▸ Requirement
Which lines of the entries contain the string "color"? Please find them and copy them.

▸ Dataset extract
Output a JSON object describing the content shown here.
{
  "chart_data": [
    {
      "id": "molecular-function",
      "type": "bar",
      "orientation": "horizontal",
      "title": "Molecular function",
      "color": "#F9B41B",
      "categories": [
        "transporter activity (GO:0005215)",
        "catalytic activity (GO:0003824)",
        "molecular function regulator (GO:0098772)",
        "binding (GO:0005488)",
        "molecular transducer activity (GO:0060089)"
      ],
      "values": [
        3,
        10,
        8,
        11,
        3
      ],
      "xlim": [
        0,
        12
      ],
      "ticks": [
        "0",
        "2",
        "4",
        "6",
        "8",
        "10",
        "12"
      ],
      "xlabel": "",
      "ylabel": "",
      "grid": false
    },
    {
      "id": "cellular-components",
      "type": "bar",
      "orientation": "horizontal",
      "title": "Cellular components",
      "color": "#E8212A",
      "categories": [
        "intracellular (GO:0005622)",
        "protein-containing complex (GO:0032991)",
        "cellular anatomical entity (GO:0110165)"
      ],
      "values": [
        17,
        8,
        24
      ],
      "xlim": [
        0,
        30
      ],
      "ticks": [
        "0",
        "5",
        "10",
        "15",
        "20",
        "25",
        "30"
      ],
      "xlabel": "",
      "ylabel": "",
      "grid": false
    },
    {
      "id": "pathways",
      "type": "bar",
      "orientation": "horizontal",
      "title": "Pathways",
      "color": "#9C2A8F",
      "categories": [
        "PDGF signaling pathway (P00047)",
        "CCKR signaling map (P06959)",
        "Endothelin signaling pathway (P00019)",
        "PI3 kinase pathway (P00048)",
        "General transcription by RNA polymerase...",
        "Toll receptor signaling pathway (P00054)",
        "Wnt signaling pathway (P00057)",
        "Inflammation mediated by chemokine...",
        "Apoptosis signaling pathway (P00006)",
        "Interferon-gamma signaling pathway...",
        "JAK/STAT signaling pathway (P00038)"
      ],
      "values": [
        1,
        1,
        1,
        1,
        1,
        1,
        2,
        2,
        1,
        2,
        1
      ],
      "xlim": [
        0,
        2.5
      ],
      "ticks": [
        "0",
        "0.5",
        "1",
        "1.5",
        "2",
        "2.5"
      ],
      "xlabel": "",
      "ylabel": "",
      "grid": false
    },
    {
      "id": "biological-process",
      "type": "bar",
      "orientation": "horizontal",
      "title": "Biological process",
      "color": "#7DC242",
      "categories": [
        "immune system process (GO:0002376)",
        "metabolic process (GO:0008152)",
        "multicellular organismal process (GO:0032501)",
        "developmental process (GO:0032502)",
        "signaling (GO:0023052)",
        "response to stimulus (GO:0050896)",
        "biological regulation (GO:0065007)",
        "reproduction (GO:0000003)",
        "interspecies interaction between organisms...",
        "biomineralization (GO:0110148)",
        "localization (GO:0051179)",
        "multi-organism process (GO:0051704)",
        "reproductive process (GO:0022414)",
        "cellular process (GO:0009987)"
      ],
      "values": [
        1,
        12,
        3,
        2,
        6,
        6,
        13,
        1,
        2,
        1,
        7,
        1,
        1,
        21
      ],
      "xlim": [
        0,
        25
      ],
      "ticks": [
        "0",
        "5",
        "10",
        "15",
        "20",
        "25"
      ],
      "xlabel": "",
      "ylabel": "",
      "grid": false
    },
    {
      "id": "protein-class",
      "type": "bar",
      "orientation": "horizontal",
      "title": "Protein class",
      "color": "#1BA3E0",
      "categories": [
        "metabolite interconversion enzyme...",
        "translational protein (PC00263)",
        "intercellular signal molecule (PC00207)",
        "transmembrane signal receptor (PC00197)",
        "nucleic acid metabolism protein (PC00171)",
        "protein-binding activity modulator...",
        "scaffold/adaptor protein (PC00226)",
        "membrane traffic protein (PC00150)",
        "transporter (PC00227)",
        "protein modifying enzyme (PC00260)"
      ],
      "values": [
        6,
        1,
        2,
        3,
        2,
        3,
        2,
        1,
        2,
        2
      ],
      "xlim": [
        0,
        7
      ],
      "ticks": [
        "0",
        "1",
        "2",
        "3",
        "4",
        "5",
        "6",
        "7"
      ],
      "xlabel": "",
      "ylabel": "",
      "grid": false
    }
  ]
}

▸ Response to this task
      "color": "#F9B41B",
      "color": "#E8212A",
      "color": "#9C2A8F",
      "color": "#7DC242",
      "color": "#1BA3E0",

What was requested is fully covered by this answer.